--- START OF DATA PROVIDED ---

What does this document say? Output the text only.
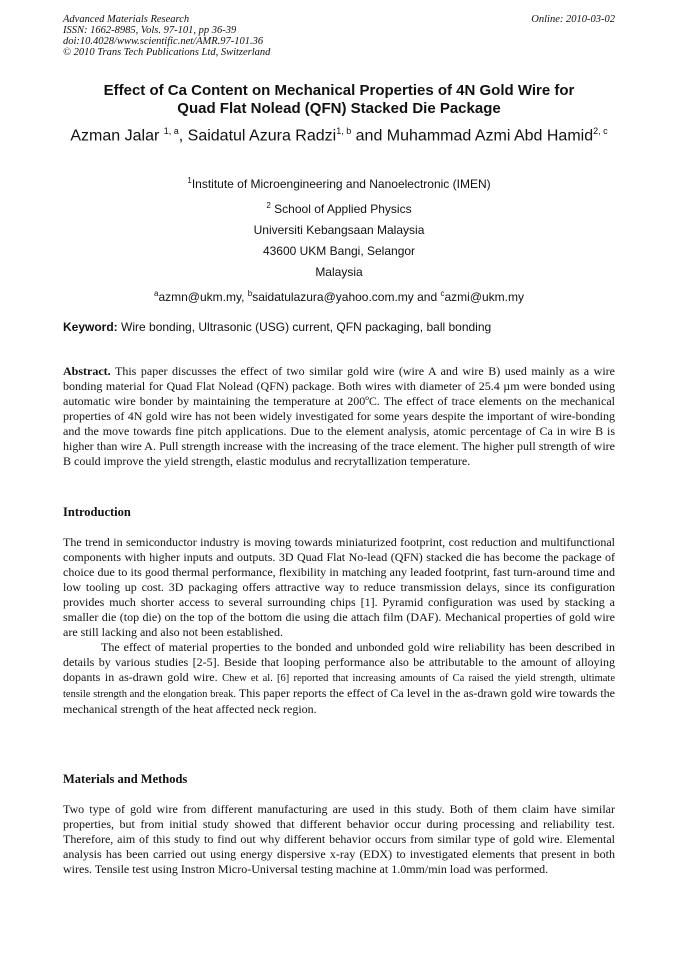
Advanced Materials Research
ISSN: 1662-8985, Vols. 97-101, pp 36-39
doi:10.4028/www.scientific.net/AMR.97-101.36
© 2010 Trans Tech Publications Ltd, Switzerland
Online: 2010-03-02
Effect of Ca Content on Mechanical Properties of 4N Gold Wire for
Quad Flat Nolead (QFN) Stacked Die Package
Azman Jalar $^{1, a}$, Saidatul Azura Radzi$^{1, b}$ and Muhammad Azmi Abd Hamid$^{2, c}$
$^1$Institute of Microengineering and Nanoelectronic (IMEN)
$^2$ School of Applied Physics
Universiti Kebangsaan Malaysia
43600 UKM Bangi, Selangor
Malaysia
$^a$azmn@ukm.my, $^b$saidatulazura@yahoo.com.my and $^c$azmi@ukm.my
Keyword: Wire bonding, Ultrasonic (USG) current, QFN packaging, ball bonding

Abstract. This paper discusses the effect of two similar gold wire (wire A and wire B) used mainly as a wire bonding material for Quad Flat Nolead (QFN) package. Both wires with diameter of 25.4 µm were bonded using automatic wire bonder by maintaining the temperature at 200ºC. The effect of trace elements on the mechanical properties of 4N gold wire has not been widely investigated for some years despite the important of wire-bonding and the move towards fine pitch applications. Due to the element analysis, atomic percentage of Ca in wire B is higher than wire A. Pull strength increase with the increasing of the trace element. The higher pull strength of wire B could improve the yield strength, elastic modulus and recrytallization temperature.

Introduction

The trend in semiconductor industry is moving towards miniaturized footprint, cost reduction and multifunctional components with higher inputs and outputs. 3D Quad Flat No-lead (QFN) stacked die has become the package of choice due to its good thermal performance, flexibility in matching any leaded footprint, fast turn-around time and low tooling up cost. 3D packaging offers attractive way to reduce transmission delays, since its configuration provides much shorter access to several surrounding chips [1]. Pyramid configuration was used by stacking a smaller die (top die) on the top of the bottom die using die attach film (DAF). Mechanical properties of gold wire are still lacking and also not been established.

The effect of material properties to the bonded and unbonded gold wire reliability has been described in details by various studies [2-5]. Beside that looping performance also be attributable to the amount of alloying dopants in as-drawn gold wire. Chew et al. [6] reported that increasing amounts of Ca raised the yield strength, ultimate tensile strength and the elongation break. This paper reports the effect of Ca level in the as-drawn gold wire towards the mechanical strength of the heat affected neck region.

Materials and Methods

Two type of gold wire from different manufacturing are used in this study. Both of them claim have similar properties, but from initial study showed that different behavior occur during processing and reliability test. Therefore, aim of this study to find out why different behavior occurs from similar type of gold wire. Elemental analysis has been carried out using energy dispersive x-ray (EDX) to investigated elements that present in both wires. Tensile test using Instron Micro-Universal testing machine at 1.0mm/min load was performed.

--- END OF DATA PROVIDED ---

#### PROBLEM DETAILS
Ignore the images and quote every line of the listing exactly.

#### REPLY
What does this document say? Output the text only.
Advanced Materials Research
ISSN: 1662-8985, Vols. 97-101, pp 36-39
doi:10.4028/www.scientific.net/AMR.97-101.36
© 2010 Trans Tech Publications Ltd, Switzerland
Online: 2010-03-02
Effect of Ca Content on Mechanical Properties of 4N Gold Wire for
Quad Flat Nolead (QFN) Stacked Die Package
Azman Jalar $^{1, a}$, Saidatul Azura Radzi$^{1, b}$ and Muhammad Azmi Abd Hamid$^{2, c}$
$^1$Institute of Microengineering and Nanoelectronic (IMEN)
$^2$ School of Applied Physics
Universiti Kebangsaan Malaysia
43600 UKM Bangi, Selangor
Malaysia
$^a$azmn@ukm.my, $^b$saidatulazura@yahoo.com.my and $^c$azmi@ukm.my
Keyword: Wire bonding, Ultrasonic (USG) current, QFN packaging, ball bonding

Abstract. This paper discusses the effect of two similar gold wire (wire A and wire B) used mainly as a wire bonding material for Quad Flat Nolead (QFN) package. Both wires with diameter of 25.4 µm were bonded using automatic wire bonder by maintaining the temperature at 200ºC. The effect of trace elements on the mechanical properties of 4N gold wire has not been widely investigated for some years despite the important of wire-bonding and the move towards fine pitch applications. Due to the element analysis, atomic percentage of Ca in wire B is higher than wire A. Pull strength increase with the increasing of the trace element. The higher pull strength of wire B could improve the yield strength, elastic modulus and recrytallization temperature.

Introduction

The trend in semiconductor industry is moving towards miniaturized footprint, cost reduction and multifunctional components with higher inputs and outputs. 3D Quad Flat No-lead (QFN) stacked die has become the package of choice due to its good thermal performance, flexibility in matching any leaded footprint, fast turn-around time and low tooling up cost. 3D packaging offers attractive way to reduce transmission delays, since its configuration provides much shorter access to several surrounding chips [1]. Pyramid configuration was used by stacking a smaller die (top die) on the top of the bottom die using die attach film (DAF). Mechanical properties of gold wire are still lacking and also not been established.

The effect of material properties to the bonded and unbonded gold wire reliability has been described in details by various studies [2-5]. Beside that looping performance also be attributable to the amount of alloying dopants in as-drawn gold wire. Chew et al. [6] reported that increasing amounts of Ca raised the yield strength, ultimate tensile strength and the elongation break. This paper reports the effect of Ca level in the as-drawn gold wire towards the mechanical strength of the heat affected neck region.

Materials and Methods

Two type of gold wire from different manufacturing are used in this study. Both of them claim have similar properties, but from initial study showed that different behavior occur during processing and reliability test. Therefore, aim of this study to find out why different behavior occurs from similar type of gold wire. Elemental analysis has been carried out using energy dispersive x-ray (EDX) to investigated elements that present in both wires. Tensile test using Instron Micro-Universal testing machine at 1.0mm/min load was performed.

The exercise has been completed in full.